___ LISTED ENTRIES ___

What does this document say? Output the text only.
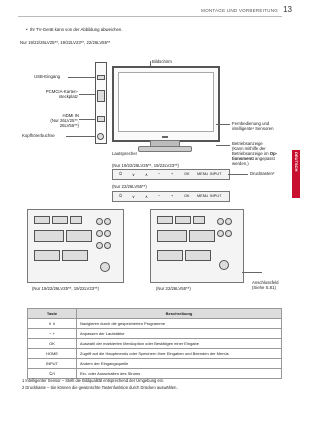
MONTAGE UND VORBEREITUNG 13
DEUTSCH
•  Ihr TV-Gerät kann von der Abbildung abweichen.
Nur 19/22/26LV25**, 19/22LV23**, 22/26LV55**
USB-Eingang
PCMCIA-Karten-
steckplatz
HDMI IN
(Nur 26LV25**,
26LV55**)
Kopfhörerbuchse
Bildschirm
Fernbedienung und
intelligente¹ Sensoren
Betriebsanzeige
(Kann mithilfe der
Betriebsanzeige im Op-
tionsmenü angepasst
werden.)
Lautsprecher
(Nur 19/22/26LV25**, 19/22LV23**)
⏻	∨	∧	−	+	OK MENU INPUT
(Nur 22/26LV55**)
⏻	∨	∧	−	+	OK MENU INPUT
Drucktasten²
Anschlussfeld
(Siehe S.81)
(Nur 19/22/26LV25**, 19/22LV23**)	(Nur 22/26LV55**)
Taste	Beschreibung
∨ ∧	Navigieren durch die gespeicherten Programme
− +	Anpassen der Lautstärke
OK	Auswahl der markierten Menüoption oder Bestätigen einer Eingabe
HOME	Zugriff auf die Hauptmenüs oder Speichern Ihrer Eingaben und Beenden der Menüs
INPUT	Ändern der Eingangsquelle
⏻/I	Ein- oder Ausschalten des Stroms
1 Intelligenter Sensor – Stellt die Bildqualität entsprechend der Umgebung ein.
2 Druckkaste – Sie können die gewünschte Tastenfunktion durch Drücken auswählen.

___
___ LISTED ENTRIES ___

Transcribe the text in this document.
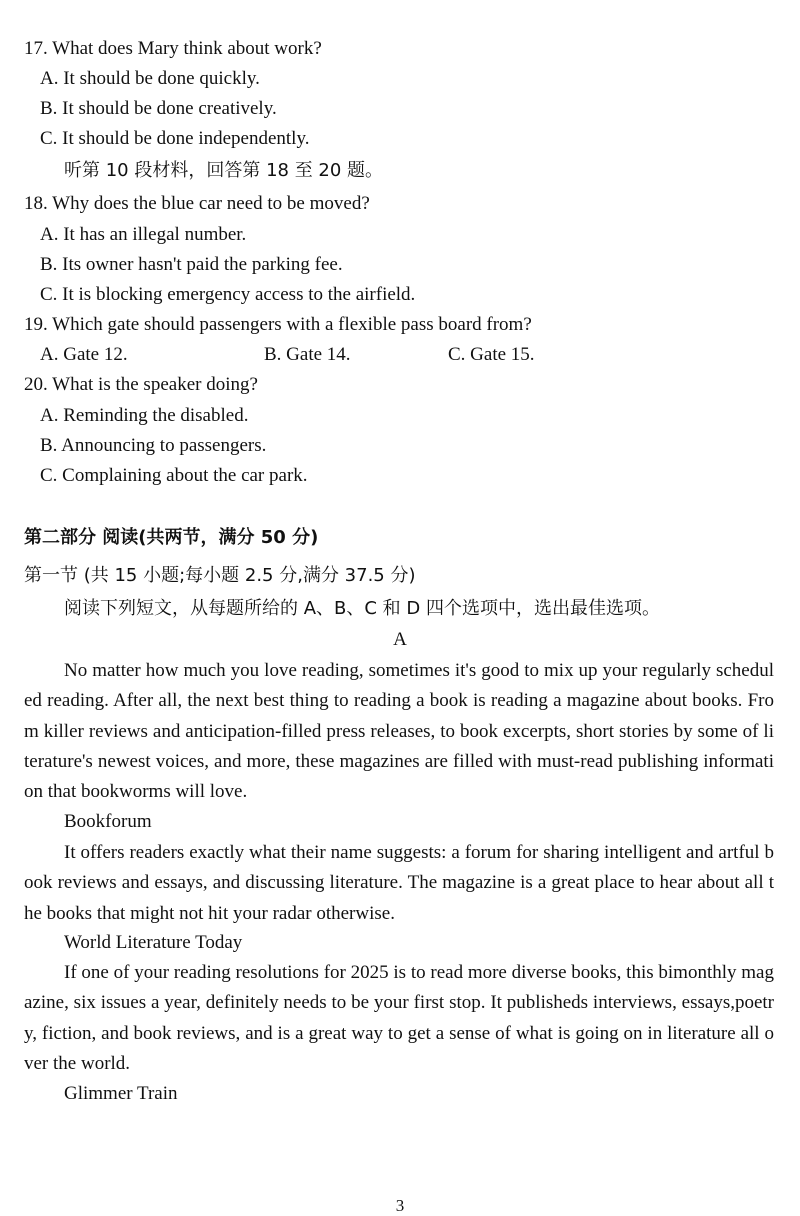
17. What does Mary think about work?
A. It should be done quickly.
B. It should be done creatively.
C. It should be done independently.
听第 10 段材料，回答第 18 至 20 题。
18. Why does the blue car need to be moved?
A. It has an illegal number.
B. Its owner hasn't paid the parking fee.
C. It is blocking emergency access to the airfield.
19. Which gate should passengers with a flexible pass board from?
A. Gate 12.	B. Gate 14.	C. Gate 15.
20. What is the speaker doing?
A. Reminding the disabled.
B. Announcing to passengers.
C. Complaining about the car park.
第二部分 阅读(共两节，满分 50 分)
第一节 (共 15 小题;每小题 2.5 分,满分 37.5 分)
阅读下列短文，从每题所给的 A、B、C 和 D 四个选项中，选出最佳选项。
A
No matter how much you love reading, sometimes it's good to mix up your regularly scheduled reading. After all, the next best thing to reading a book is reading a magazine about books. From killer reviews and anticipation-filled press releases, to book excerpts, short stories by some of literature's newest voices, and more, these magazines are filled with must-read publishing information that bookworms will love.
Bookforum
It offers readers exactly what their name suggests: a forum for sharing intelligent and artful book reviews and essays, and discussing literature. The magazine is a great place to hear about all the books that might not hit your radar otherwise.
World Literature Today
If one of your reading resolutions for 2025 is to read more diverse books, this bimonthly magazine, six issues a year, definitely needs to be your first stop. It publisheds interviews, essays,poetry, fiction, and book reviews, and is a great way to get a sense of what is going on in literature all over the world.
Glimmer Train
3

___

WHAT THE TASK ASKS: From the listing above, copy every line that holds the string "books".

OUTPUT OF THE EXERCISE:
No matter how much you love reading, sometimes it's good to mix up your regularly scheduled reading. After all, the next best thing to reading a book is reading a magazine about books. From killer reviews and anticipation-filled press releases, to book excerpts, short stories by some of literature's newest voices, and more, these magazines are filled with must-read publishing information that bookworms will love.
It offers readers exactly what their name suggests: a forum for sharing intelligent and artful book reviews and essays, and discussing literature. The magazine is a great place to hear about all the books that might not hit your radar otherwise.
If one of your reading resolutions for 2025 is to read more diverse books, this bimonthly magazine, six issues a year, definitely needs to be your first stop. It publisheds interviews, essays,poetry, fiction, and book reviews, and is a great way to get a sense of what is going on in literature all over the world.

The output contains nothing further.